TASK REQUIREMENTS - Give the number of lines in this listing that contain the word "těmito", and nothing else.

DATA SUPPLIED -
========
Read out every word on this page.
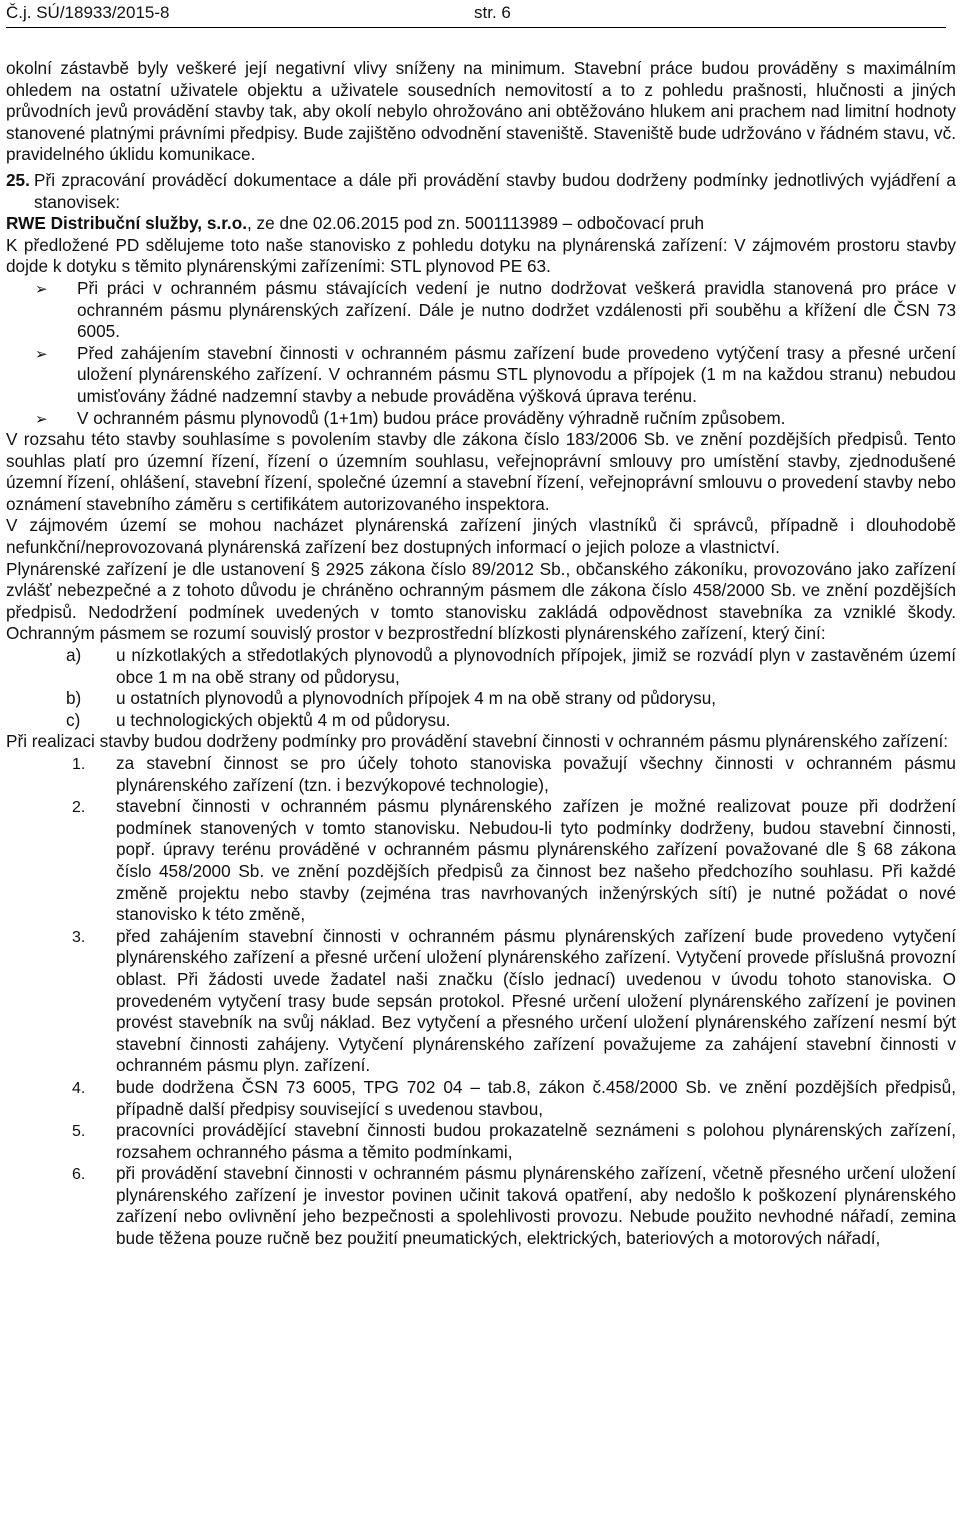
Č.j. SÚ/18933/2015-8	str. 6

okolní zástavbě byly veškeré její negativní vlivy sníženy na minimum. Stavební práce budou prováděny s maximálním ohledem na ostatní uživatele objektu a uživatele sousedních nemovitostí a to z pohledu prašnosti, hlučnosti a jiných průvodních jevů provádění stavby tak, aby okolí nebylo ohrožováno ani obtěžováno hlukem ani prachem nad limitní hodnoty stanovené platnými právními předpisy. Bude zajištěno odvodnění staveniště. Staveniště bude udržováno v řádném stavu, vč. pravidelného úklidu komunikace.

25. Při zpracování prováděcí dokumentace a dále při provádění stavby budou dodrženy podmínky jednotlivých vyjádření a stanovisek:

RWE Distribuční služby, s.r.o., ze dne 02.06.2015 pod zn. 5001113989 – odbočovací pruh

K předložené PD sdělujeme toto naše stanovisko z pohledu dotyku na plynárenská zařízení: V zájmovém prostoru stavby dojde k dotyku s těmito plynárenskými zařízeními: STL plynovod PE 63.

➢ Při práci v ochranném pásmu stávajících vedení je nutno dodržovat veškerá pravidla stanovená pro práce v ochranném pásmu plynárenských zařízení. Dále je nutno dodržet vzdálenosti při souběhu a křížení dle ČSN 73 6005.

➢ Před zahájením stavební činnosti v ochranném pásmu zařízení bude provedeno vytýčení trasy a přesné určení uložení plynárenského zařízení. V ochranném pásmu STL plynovodu a přípojek (1 m na každou stranu) nebudou umisťovány žádné nadzemní stavby a nebude prováděna výšková úprava terénu.

➢ V ochranném pásmu plynovodů (1+1m) budou práce prováděny výhradně ručním způsobem.

V rozsahu této stavby souhlasíme s povolením stavby dle zákona číslo 183/2006 Sb. ve znění pozdějších předpisů. Tento souhlas platí pro územní řízení, řízení o územním souhlasu, veřejnoprávní smlouvy pro umístění stavby, zjednodušené územní řízení, ohlášení, stavební řízení, společné územní a stavební řízení, veřejnoprávní smlouvu o provedení stavby nebo oznámení stavebního záměru s certifikátem autorizovaného inspektora.

V zájmovém území se mohou nacházet plynárenská zařízení jiných vlastníků či správců, případně i dlouhodobě nefunkční/neprovozovaná plynárenská zařízení bez dostupných informací o jejich poloze a vlastnictví.

Plynárenské zařízení je dle ustanovení § 2925 zákona číslo 89/2012 Sb., občanského zákoníku, provozováno jako zařízení zvlášť nebezpečné a z tohoto důvodu je chráněno ochranným pásmem dle zákona číslo 458/2000 Sb. ve znění pozdějších předpisů. Nedodržení podmínek uvedených v tomto stanovisku zakládá odpovědnost stavebníka za vzniklé škody. Ochranným pásmem se rozumí souvislý prostor v bezprostřední blízkosti plynárenského zařízení, který činí:

a) u nízkotlakých a středotlakých plynovodů a plynovodních přípojek, jimiž se rozvádí plyn v zastavěném území obce 1 m na obě strany od půdorysu,

b) u ostatních plynovodů a plynovodních přípojek 4 m na obě strany od půdorysu,

c) u technologických objektů 4 m od půdorysu.

Při realizaci stavby budou dodrženy podmínky pro provádění stavební činnosti v ochranném pásmu plynárenského zařízení:

1. za stavební činnost se pro účely tohoto stanoviska považují všechny činnosti v ochranném pásmu plynárenského zařízení (tzn. i bezvýkopové technologie),

2. stavební činnosti v ochranném pásmu plynárenského zařízen je možné realizovat pouze při dodržení podmínek stanovených v tomto stanovisku. Nebudou-li tyto podmínky dodrženy, budou stavební činnosti, popř. úpravy terénu prováděné v ochranném pásmu plynárenského zařízení považované dle § 68 zákona číslo 458/2000 Sb. ve znění pozdějších předpisů za činnost bez našeho předchozího souhlasu. Při každé změně projektu nebo stavby (zejména tras navrhovaných inženýrských sítí) je nutné požádat o nové stanovisko k této změně,

3. před zahájením stavební činnosti v ochranném pásmu plynárenských zařízení bude provedeno vytyčení plynárenského zařízení a přesné určení uložení plynárenského zařízení. Vytyčení provede příslušná provozní oblast. Při žádosti uvede žadatel naši značku (číslo jednací) uvedenou v úvodu tohoto stanoviska. O provedeném vytyčení trasy bude sepsán protokol. Přesné určení uložení plynárenského zařízení je povinen provést stavebník na svůj náklad. Bez vytyčení a přesného určení uložení plynárenského zařízení nesmí být stavební činnosti zahájeny. Vytyčení plynárenského zařízení považujeme za zahájení stavební činnosti v ochranném pásmu plyn. zařízení.

4. bude dodržena ČSN 73 6005, TPG 702 04 – tab.8, zákon č.458/2000 Sb. ve znění pozdějších předpisů, případně další předpisy související s uvedenou stavbou,

5. pracovníci provádějící stavební činnosti budou prokazatelně seznámeni s polohou plynárenských zařízení, rozsahem ochranného pásma a těmito podmínkami,

6. při provádění stavební činnosti v ochranném pásmu plynárenského zařízení, včetně přesného určení uložení plynárenského zařízení je investor povinen učinit taková opatření, aby nedošlo k poškození plynárenského zařízení nebo ovlivnění jeho bezpečnosti a spolehlivosti provozu. Nebude použito nevhodné nářadí, zemina bude těžena pouze ručně bez použití pneumatických, elektrických, bateriových a motorových nářadí,
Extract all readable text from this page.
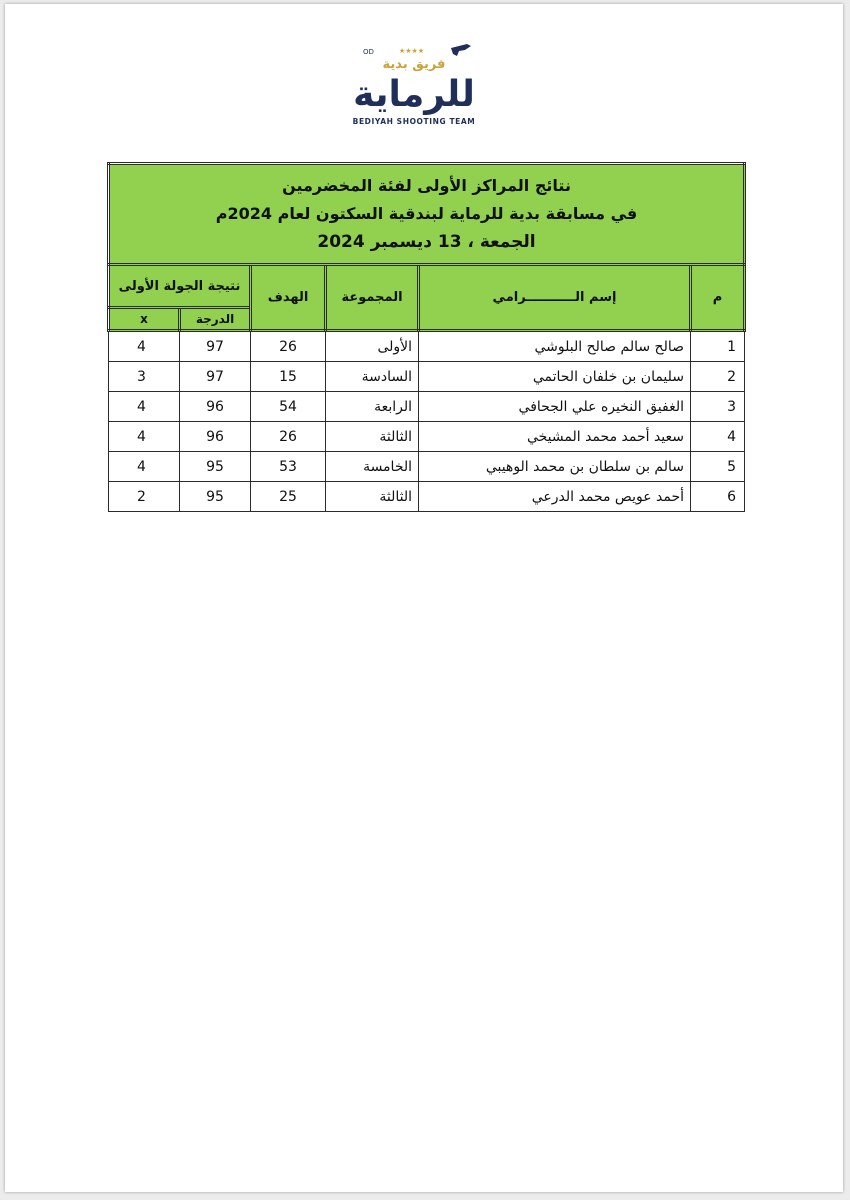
★★★★
OD
فريق بدية
للرماية
BEDIYAH SHOOTING TEAM
نتائج المراكز الأولى لفئة المخضرمين
في مسابقة بدية للرماية لبندقية السكتون لعام 2024م
الجمعة ، 13 ديسمبر 2024					

م	إسم الـــــــــــرامي	المجموعة	الهدف	نتيجة الجولة الأولى	
				الدرجة	x
1	صالح سالم صالح البلوشي	الأولى	26	97	4
2	سليمان بن خلفان الحاتمي	السادسة	15	97	3
3	الغفيق النخيره علي الجحافي	الرابعة	54	96	4
4	سعيد أحمد محمد المشيخي	الثالثة	26	96	4
5	سالم بن سلطان بن محمد الوهيبي	الخامسة	53	95	4
6	أحمد عويص محمد الدرعي	الثالثة	25	95	2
========
ANSWER BELOW - 2